╭─ Source data
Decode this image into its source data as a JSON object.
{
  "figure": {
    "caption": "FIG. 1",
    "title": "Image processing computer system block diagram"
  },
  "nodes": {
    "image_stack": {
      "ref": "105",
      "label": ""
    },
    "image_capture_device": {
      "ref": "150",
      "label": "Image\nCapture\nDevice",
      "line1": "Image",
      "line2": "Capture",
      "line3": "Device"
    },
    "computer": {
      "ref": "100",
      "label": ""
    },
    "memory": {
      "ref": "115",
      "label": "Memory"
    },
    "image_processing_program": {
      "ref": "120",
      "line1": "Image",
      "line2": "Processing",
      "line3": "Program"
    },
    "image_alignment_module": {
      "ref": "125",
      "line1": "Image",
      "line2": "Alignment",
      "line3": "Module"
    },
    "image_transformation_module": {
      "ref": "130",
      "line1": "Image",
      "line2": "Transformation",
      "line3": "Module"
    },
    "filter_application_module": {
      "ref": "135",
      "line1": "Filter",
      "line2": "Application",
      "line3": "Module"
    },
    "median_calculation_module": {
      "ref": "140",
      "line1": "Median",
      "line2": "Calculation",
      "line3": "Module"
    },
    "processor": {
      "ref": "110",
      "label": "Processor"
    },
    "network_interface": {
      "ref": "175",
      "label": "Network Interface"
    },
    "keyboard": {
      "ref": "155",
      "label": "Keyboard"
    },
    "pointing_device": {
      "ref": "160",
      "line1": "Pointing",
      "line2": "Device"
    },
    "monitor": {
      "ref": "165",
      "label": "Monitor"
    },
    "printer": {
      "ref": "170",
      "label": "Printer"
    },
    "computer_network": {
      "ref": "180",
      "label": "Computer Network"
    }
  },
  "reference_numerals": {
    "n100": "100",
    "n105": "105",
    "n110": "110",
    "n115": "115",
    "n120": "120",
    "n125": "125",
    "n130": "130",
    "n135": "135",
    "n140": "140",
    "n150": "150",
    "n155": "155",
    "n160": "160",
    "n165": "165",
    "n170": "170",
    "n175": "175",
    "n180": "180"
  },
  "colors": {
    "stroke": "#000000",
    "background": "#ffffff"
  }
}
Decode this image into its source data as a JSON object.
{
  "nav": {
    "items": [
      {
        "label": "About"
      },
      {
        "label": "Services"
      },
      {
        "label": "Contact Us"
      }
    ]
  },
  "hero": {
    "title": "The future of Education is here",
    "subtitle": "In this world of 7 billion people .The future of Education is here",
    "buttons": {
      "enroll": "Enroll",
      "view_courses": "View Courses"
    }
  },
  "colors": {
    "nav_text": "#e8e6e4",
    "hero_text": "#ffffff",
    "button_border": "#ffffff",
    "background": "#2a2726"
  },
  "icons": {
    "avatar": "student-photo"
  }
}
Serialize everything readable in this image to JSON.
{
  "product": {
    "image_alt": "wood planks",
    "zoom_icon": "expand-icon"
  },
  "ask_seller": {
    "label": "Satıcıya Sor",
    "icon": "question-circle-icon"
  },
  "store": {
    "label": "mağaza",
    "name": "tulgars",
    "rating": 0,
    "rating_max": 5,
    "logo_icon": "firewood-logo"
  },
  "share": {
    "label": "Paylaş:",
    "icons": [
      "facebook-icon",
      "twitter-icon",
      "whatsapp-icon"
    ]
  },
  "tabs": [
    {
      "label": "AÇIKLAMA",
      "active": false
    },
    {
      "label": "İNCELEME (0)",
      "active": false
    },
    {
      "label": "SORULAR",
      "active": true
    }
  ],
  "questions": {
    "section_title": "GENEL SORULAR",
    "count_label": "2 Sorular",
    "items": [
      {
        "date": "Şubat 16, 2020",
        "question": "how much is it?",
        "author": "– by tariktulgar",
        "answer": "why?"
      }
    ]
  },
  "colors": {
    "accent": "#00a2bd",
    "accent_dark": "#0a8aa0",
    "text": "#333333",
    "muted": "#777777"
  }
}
╰─
Return all lines of the material above in which the word "background" occurs.

§ Reply:
    "background": "#ffffff"
    "background": "#2a2726"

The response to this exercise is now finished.